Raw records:
>> start

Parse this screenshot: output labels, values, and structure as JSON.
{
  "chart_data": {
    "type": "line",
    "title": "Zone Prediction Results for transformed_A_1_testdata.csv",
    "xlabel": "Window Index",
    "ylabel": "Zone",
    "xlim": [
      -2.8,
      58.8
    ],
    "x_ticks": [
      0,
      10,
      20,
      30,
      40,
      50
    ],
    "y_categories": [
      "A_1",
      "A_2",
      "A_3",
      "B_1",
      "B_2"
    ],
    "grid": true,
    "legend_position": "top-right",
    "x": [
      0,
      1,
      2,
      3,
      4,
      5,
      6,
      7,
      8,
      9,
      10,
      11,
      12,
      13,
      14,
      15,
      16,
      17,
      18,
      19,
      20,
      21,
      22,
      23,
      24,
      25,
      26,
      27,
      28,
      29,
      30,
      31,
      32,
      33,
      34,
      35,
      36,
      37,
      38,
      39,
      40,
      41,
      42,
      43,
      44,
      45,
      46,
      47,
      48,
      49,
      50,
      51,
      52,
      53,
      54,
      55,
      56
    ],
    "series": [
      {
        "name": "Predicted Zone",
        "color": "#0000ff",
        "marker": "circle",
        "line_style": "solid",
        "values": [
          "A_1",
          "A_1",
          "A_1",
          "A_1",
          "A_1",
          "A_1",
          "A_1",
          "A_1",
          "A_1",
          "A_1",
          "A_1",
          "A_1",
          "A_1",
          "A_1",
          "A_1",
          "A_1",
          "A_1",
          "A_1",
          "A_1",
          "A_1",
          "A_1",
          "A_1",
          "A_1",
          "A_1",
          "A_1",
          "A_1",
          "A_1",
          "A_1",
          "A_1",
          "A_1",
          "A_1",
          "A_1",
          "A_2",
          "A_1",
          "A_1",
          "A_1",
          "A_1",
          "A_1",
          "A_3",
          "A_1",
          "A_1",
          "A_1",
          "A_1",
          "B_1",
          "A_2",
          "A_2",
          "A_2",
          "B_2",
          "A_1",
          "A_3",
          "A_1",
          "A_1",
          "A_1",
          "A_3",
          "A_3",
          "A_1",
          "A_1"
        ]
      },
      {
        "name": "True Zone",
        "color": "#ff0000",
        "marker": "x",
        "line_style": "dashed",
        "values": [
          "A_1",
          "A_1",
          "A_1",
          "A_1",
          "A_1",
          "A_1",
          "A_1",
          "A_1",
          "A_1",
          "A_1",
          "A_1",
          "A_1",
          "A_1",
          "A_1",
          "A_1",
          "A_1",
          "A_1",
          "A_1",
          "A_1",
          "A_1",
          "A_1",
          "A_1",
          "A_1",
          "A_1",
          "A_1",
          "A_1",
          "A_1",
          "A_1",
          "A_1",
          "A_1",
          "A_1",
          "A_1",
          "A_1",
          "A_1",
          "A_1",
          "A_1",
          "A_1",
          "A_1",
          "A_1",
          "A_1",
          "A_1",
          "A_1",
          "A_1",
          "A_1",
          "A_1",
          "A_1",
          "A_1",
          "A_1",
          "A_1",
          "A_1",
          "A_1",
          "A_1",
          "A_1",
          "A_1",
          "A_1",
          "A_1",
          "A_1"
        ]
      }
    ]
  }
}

>> end

_Requirements_
Identify each line of the material where the word "Zone" shows up, and copy it.

_Solution to this task_
    "title": "Zone Prediction Results for transformed_A_1_testdata.csv",
    "ylabel": "Zone",
        "name": "Predicted Zone",
        "name": "True Zone",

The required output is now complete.